Your instructions.
Please repeat all of the listing exactly.

Input data.
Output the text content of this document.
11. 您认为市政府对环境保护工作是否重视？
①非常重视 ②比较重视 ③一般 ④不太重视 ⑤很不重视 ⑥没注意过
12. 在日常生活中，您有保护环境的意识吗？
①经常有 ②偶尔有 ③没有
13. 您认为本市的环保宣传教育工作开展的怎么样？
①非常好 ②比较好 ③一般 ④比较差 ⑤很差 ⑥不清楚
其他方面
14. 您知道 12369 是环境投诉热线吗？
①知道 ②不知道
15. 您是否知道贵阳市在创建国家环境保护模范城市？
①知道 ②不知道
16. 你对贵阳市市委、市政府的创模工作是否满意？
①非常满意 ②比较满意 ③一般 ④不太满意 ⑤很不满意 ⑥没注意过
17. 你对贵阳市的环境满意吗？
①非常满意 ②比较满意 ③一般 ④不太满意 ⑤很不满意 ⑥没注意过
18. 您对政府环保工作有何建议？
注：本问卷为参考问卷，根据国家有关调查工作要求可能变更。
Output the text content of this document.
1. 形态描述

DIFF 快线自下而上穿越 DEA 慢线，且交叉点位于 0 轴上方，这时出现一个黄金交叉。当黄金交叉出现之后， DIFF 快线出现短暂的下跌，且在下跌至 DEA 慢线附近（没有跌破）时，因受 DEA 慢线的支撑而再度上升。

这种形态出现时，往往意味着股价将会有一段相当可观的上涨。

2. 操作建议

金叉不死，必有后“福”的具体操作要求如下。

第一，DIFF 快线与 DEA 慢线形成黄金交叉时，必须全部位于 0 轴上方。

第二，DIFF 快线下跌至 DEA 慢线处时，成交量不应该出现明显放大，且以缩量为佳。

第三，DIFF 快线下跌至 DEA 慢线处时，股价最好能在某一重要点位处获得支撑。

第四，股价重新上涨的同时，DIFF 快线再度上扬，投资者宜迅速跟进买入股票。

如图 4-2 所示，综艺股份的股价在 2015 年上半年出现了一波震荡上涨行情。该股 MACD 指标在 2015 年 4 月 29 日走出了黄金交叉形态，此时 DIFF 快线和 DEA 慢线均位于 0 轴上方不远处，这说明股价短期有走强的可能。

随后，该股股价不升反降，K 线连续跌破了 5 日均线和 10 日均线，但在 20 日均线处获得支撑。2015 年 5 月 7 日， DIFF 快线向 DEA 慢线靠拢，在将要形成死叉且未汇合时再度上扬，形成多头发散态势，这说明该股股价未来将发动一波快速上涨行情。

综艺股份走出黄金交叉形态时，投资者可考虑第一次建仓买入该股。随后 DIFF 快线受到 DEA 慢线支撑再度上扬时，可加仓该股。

Reply.
Output the text content of this document.
11. 您认为市政府对环境保护工作是否重视？
①非常重视 ②比较重视 ③一般 ④不太重视 ⑤很不重视 ⑥没注意过
12. 在日常生活中，您有保护环境的意识吗？
①经常有 ②偶尔有 ③没有
13. 您认为本市的环保宣传教育工作开展的怎么样？
①非常好 ②比较好 ③一般 ④比较差 ⑤很差 ⑥不清楚
其他方面
14. 您知道 12369 是环境投诉热线吗？
①知道 ②不知道
15. 您是否知道贵阳市在创建国家环境保护模范城市？
①知道 ②不知道
16. 你对贵阳市市委、市政府的创模工作是否满意？
①非常满意 ②比较满意 ③一般 ④不太满意 ⑤很不满意 ⑥没注意过
17. 你对贵阳市的环境满意吗？
①非常满意 ②比较满意 ③一般 ④不太满意 ⑤很不满意 ⑥没注意过
18. 您对政府环保工作有何建议？
注：本问卷为参考问卷，根据国家有关调查工作要求可能变更。
Output the text content of this document.
1. 形态描述

DIFF 快线自下而上穿越 DEA 慢线，且交叉点位于 0 轴上方，这时出现一个黄金交叉。当黄金交叉出现之后， DIFF 快线出现短暂的下跌，且在下跌至 DEA 慢线附近（没有跌破）时，因受 DEA 慢线的支撑而再度上升。

这种形态出现时，往往意味着股价将会有一段相当可观的上涨。

2. 操作建议

金叉不死，必有后“福”的具体操作要求如下。

第一，DIFF 快线与 DEA 慢线形成黄金交叉时，必须全部位于 0 轴上方。

第二，DIFF 快线下跌至 DEA 慢线处时，成交量不应该出现明显放大，且以缩量为佳。

第三，DIFF 快线下跌至 DEA 慢线处时，股价最好能在某一重要点位处获得支撑。

第四，股价重新上涨的同时，DIFF 快线再度上扬，投资者宜迅速跟进买入股票。

如图 4-2 所示，综艺股份的股价在 2015 年上半年出现了一波震荡上涨行情。该股 MACD 指标在 2015 年 4 月 29 日走出了黄金交叉形态，此时 DIFF 快线和 DEA 慢线均位于 0 轴上方不远处，这说明股价短期有走强的可能。

随后，该股股价不升反降，K 线连续跌破了 5 日均线和 10 日均线，但在 20 日均线处获得支撑。2015 年 5 月 7 日， DIFF 快线向 DEA 慢线靠拢，在将要形成死叉且未汇合时再度上扬，形成多头发散态势，这说明该股股价未来将发动一波快速上涨行情。

综艺股份走出黄金交叉形态时，投资者可考虑第一次建仓买入该股。随后 DIFF 快线受到 DEA 慢线支撑再度上扬时，可加仓该股。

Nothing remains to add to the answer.